*TASK OBJECTIVE:*
Here are some records; quote them exactly, leaving out the pictures.
= = = = =
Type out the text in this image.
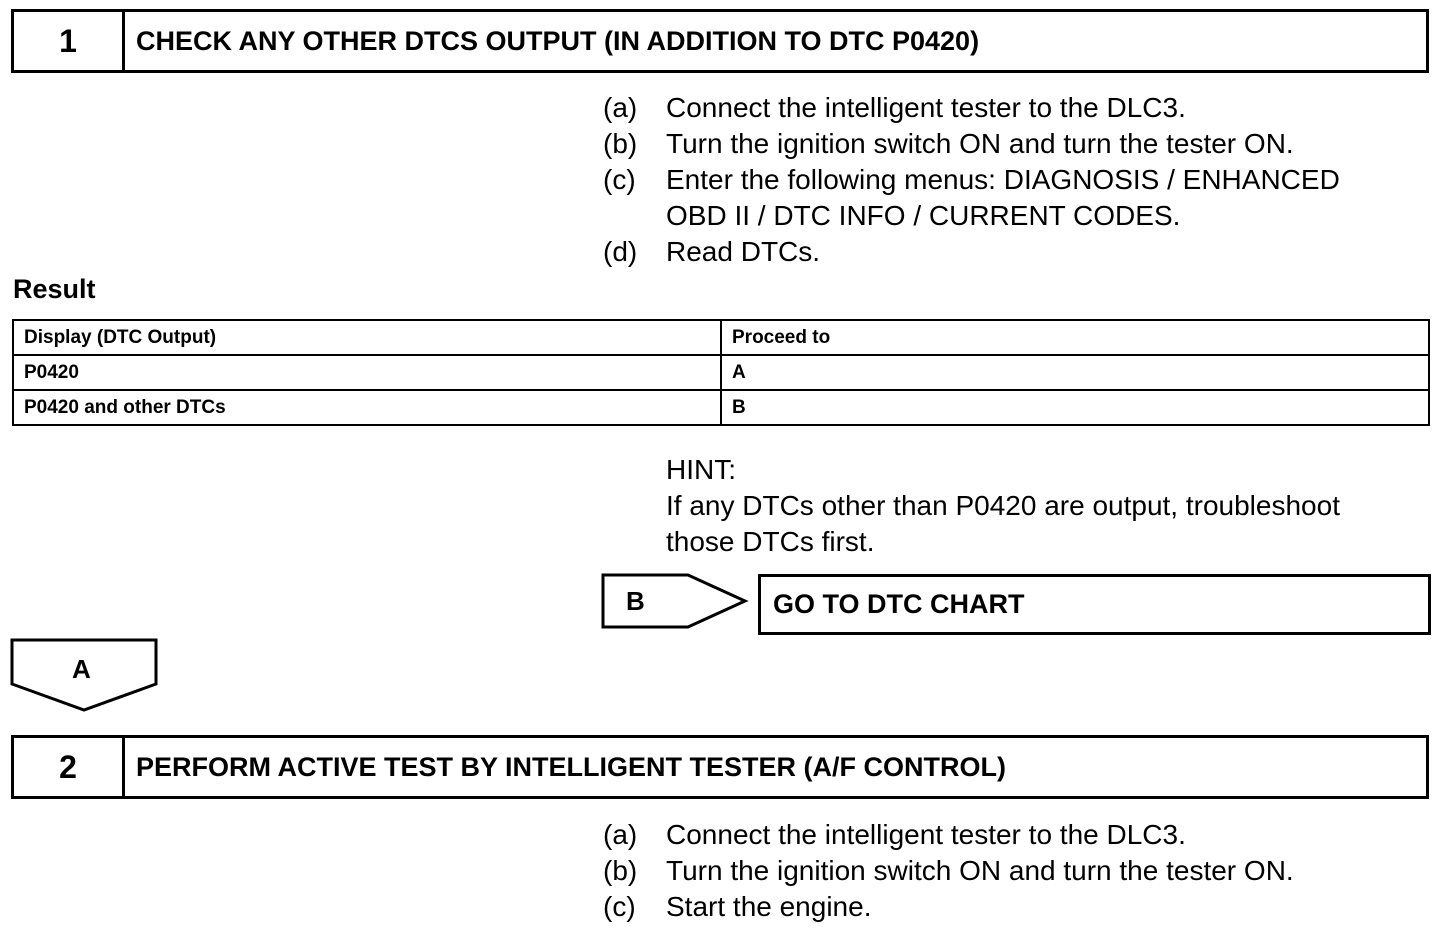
1	CHECK ANY OTHER DTCS OUTPUT (IN ADDITION TO DTC P0420)
(a)	Connect the intelligent tester to the DLC3.
(b)	Turn the ignition switch ON and turn the tester ON.
(c)	Enter the following menus: DIAGNOSIS / ENHANCED
OBD II / DTC INFO / CURRENT CODES.
(d)	Read DTCs.
Result
Display (DTC Output)	Proceed to
P0420	A
P0420 and other DTCs	B
HINT:
If any DTCs other than P0420 are output, troubleshoot
those DTCs first.
B	GO TO DTC CHART
A
2	PERFORM ACTIVE TEST BY INTELLIGENT TESTER (A/F CONTROL)
(a)	Connect the intelligent tester to the DLC3.
(b)	Turn the ignition switch ON and turn the tester ON.
(c)	Start the engine.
= = = = =
*CORRECT ANSWER:*
Type out the text in this image.
1	CHECK ANY OTHER DTCS OUTPUT (IN ADDITION TO DTC P0420)
(a)	Connect the intelligent tester to the DLC3.
(b)	Turn the ignition switch ON and turn the tester ON.
(c)	Enter the following menus: DIAGNOSIS / ENHANCED
OBD II / DTC INFO / CURRENT CODES.
(d)	Read DTCs.
Result
Display (DTC Output)	Proceed to
P0420	A
P0420 and other DTCs	B
HINT:
If any DTCs other than P0420 are output, troubleshoot
those DTCs first.
B	GO TO DTC CHART
A
2	PERFORM ACTIVE TEST BY INTELLIGENT TESTER (A/F CONTROL)
(a)	Connect the intelligent tester to the DLC3.
(b)	Turn the ignition switch ON and turn the tester ON.
(c)	Start the engine.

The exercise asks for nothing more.